* Fragmento para leer
►

No creo en el bilingüismo en poesía. Una lengua doble, sí, existe,


incluso en muchas obras de arte contemporáneo, especialmente en
aquellas que saben ponerse de acuerdo convenientemente con el consumo
cultural de turno, tanto políglota como polícromo.
La poesía es la unicidad destinal [destinale] del lenguaje. No, por lo
tanto, –permítaseme esta verdad banal, hoy que la poesía, como la verdad,
se esfuma a menudo en la banalidad-, no, por lo tanto, la duplicidad.

En un poeta judío de lengua alemana, nacido y criado en una región, la


Bucovina, donde se hablan corrientemente, además del yidish, al menos cuatro
lenguas, esta respuesta no podía haber sido dada a la ligera. Cuando, apenas
terminada la guerra, en Bucarest, sus amigos, con el objeto de convencerlo en
transformarse en un poeta rumano (se conservan, de este período, sus poesías
escritas en rumano), le recordaban que no habría debido escribir en la lengua de
los asesinos de sus padres, muertos en un campo de concentración nazi, Celan
respondía simplemente: “Sólo en la lengua materna se puede decir la verdad. En
una lengua extranjera, el poeta miente”.
¿Qué clase de experiencia de la unicidad de la lengua se ponía en cuestión
aquí según el poeta? No simplemente, por cierto, la de un monolingüismo que usa
a la lengua materna excluyendo a las otras, pero en el mismo plano que éstas.

◄

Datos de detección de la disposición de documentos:
►

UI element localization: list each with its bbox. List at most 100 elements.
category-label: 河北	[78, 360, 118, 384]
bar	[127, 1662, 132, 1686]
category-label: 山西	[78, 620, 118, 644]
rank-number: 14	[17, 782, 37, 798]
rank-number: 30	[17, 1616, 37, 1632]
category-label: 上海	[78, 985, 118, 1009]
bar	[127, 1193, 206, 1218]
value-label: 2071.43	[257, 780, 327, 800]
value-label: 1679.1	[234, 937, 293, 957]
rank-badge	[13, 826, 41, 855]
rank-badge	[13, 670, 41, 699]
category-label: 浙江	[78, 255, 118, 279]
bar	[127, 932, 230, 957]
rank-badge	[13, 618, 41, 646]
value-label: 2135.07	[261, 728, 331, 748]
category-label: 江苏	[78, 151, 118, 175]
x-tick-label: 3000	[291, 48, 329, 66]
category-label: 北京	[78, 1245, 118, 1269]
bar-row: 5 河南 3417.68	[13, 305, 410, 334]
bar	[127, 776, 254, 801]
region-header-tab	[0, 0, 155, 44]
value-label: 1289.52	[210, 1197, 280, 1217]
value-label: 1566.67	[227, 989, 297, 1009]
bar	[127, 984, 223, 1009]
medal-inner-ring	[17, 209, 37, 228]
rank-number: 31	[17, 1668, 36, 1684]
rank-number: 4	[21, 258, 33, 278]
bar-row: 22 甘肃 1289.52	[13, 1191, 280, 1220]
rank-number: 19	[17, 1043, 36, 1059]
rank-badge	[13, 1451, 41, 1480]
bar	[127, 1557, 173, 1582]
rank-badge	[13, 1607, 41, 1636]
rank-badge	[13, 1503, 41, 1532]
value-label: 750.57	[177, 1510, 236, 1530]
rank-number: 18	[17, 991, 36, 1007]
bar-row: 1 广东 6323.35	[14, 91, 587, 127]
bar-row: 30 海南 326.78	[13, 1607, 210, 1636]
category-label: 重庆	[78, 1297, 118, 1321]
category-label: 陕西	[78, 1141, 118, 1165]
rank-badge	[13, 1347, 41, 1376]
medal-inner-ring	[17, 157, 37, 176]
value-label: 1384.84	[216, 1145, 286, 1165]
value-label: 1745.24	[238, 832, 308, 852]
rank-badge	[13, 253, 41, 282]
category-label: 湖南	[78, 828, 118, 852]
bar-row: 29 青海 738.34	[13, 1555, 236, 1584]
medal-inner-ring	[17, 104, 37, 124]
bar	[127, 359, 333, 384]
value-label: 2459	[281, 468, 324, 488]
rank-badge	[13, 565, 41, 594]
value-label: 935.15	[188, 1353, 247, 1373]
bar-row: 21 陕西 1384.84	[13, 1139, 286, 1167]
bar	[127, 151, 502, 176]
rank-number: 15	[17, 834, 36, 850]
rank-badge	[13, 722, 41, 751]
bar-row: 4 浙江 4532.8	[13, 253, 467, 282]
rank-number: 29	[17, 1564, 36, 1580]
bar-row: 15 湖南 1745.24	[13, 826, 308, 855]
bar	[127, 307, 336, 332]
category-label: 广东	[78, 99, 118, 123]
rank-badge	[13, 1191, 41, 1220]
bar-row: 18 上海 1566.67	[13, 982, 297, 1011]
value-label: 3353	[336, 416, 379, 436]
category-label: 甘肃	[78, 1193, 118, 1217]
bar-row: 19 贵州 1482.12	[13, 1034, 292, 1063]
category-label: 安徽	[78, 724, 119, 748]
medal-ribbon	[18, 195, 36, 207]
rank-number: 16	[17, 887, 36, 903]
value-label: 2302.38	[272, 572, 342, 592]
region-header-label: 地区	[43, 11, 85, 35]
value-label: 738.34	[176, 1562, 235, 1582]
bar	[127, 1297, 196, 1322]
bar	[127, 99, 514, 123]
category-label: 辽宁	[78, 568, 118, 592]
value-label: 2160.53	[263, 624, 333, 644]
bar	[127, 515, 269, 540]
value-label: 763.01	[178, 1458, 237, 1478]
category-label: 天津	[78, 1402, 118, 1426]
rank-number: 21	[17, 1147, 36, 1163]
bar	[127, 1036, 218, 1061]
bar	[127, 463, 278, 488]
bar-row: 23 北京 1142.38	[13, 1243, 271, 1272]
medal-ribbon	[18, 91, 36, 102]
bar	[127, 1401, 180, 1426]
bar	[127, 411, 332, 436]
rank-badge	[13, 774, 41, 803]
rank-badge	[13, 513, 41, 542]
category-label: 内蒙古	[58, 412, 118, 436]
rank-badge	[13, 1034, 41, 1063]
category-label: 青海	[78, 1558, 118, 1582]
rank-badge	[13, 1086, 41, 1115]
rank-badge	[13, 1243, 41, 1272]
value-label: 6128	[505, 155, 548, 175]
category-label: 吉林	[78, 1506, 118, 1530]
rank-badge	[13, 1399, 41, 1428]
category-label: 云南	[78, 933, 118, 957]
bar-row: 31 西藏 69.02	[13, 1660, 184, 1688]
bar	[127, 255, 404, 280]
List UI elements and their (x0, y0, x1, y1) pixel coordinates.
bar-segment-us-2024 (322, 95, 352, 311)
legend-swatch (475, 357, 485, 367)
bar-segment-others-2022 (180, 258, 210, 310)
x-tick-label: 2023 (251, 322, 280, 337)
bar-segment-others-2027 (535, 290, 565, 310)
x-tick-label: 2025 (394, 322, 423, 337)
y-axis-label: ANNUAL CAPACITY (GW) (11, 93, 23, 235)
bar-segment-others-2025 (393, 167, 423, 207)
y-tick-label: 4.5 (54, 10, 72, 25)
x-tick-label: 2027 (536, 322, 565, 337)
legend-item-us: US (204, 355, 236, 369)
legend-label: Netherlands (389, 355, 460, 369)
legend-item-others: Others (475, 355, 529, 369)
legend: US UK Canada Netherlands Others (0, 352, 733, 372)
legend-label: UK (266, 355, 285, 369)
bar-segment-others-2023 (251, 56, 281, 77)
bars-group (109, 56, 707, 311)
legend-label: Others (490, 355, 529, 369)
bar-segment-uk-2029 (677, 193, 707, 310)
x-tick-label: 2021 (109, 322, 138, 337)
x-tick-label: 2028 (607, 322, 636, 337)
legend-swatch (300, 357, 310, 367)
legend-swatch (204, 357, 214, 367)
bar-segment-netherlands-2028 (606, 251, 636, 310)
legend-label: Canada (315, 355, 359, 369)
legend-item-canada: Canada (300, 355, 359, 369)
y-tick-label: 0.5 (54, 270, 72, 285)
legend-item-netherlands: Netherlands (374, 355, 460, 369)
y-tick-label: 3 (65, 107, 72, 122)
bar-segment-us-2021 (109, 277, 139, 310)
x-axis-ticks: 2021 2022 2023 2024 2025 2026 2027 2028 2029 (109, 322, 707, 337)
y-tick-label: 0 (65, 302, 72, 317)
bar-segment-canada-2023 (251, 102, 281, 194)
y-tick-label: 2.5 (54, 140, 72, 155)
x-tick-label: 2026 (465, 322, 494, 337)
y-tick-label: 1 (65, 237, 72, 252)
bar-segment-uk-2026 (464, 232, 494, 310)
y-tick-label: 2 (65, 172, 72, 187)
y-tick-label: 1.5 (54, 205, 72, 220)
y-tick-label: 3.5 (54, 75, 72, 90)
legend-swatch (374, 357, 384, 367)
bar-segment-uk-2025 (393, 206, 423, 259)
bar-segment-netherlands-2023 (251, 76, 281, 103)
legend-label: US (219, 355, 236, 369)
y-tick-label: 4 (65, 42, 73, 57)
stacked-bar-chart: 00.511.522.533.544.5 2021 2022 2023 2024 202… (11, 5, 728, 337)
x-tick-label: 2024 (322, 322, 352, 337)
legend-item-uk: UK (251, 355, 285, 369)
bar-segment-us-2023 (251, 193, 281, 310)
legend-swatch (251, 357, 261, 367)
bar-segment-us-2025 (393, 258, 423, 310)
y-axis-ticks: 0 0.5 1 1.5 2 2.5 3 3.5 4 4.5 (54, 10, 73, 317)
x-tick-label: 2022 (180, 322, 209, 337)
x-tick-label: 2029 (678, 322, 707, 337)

◄

* Tareas y ejercicios
1. Según el fragmento, ¿en qué región nació y se crió Celan?
2. ¿Cómo resumirías en una lista el párrafo del fragmento que empieza con "En un poeta judío de lengua alemana", conservando sus datos principales?
Los registros son un material aparte del fragmento.

* Respuestas
1. En la Bucovina.

2.
- Celan, poeta judío de lengua alemana, nació y se crió en la Bucovina, donde además del yidish se hablan al menos cuatro lenguas.
- Poco después de la guerra, en Bucarest, sus amigos quisieron convencerlo de que se convirtiera en poeta rumano. De ese período se conservan poesías suyas escritas en rumano.
- Le recordaban que no debía escribir en la lengua de los asesinos de sus padres, muertos en un campo de concentración nazi.
- Celan respondía que solo en la lengua materna se puede decir la verdad y que en una lengua extranjera el poeta miente.